» DIRECTIONS FOR THIS TASK: Pull out every line with the word "Board" from the entries below.

[begin DATA TO PROCESS]

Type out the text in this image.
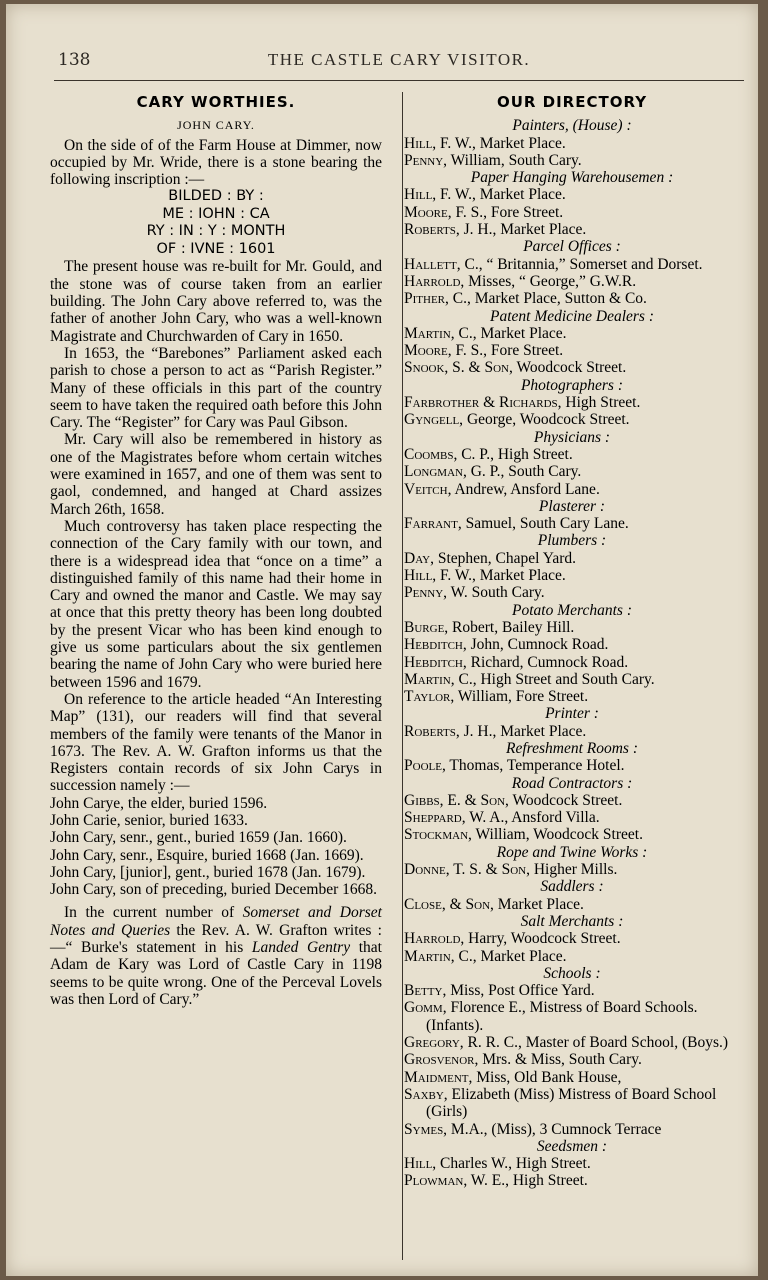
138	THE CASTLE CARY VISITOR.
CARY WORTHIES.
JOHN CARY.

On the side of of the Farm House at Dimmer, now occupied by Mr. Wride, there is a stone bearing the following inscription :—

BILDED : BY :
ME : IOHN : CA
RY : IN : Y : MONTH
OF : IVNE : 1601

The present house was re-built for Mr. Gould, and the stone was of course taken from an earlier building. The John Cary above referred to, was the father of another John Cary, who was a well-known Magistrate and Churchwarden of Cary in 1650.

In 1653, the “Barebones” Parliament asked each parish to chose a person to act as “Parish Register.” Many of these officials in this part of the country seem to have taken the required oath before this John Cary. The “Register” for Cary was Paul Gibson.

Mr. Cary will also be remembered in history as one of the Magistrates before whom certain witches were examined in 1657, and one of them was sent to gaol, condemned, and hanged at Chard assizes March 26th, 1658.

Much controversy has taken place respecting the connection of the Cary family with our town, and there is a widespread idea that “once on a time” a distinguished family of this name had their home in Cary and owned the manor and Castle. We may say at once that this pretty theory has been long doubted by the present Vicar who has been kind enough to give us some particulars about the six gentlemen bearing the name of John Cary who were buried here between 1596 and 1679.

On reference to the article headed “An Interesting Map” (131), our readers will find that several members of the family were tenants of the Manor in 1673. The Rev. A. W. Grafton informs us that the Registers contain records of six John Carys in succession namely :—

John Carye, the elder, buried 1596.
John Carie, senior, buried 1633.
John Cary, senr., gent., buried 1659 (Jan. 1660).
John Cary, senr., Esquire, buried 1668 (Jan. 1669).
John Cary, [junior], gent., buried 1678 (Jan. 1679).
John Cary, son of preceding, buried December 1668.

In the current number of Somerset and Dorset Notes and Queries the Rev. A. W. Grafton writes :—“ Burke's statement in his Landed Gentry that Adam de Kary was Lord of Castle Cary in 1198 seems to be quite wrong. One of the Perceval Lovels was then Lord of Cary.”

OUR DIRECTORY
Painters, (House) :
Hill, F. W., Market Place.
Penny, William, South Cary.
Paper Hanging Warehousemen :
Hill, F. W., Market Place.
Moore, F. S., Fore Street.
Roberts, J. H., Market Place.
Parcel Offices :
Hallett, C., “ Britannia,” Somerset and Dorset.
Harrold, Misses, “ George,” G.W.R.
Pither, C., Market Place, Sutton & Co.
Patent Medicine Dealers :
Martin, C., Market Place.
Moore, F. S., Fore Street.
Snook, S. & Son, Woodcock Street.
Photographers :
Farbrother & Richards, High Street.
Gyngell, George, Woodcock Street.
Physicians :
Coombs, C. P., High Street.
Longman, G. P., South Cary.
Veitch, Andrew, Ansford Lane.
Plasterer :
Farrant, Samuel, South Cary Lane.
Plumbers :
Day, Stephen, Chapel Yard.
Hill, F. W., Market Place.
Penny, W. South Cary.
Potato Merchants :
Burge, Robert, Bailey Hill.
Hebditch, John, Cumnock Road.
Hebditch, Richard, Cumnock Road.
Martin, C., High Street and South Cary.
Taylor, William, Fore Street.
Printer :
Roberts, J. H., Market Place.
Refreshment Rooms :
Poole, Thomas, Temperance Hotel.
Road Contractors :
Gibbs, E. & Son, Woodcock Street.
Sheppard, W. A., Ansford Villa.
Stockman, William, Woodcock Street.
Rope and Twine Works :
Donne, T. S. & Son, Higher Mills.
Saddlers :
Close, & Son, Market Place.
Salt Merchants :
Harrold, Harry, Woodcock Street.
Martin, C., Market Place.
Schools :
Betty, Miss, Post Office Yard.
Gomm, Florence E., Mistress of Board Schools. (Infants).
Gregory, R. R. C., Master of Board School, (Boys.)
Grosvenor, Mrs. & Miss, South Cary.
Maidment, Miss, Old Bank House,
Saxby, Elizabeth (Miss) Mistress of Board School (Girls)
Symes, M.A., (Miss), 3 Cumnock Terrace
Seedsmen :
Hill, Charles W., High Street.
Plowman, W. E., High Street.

[end DATA TO PROCESS]

» WRITTEN REPLY:
Gomm, Florence E., Mistress of Board Schools. (Infants).
Gregory, R. R. C., Master of Board School, (Boys.)
Saxby, Elizabeth (Miss) Mistress of Board School (Girls)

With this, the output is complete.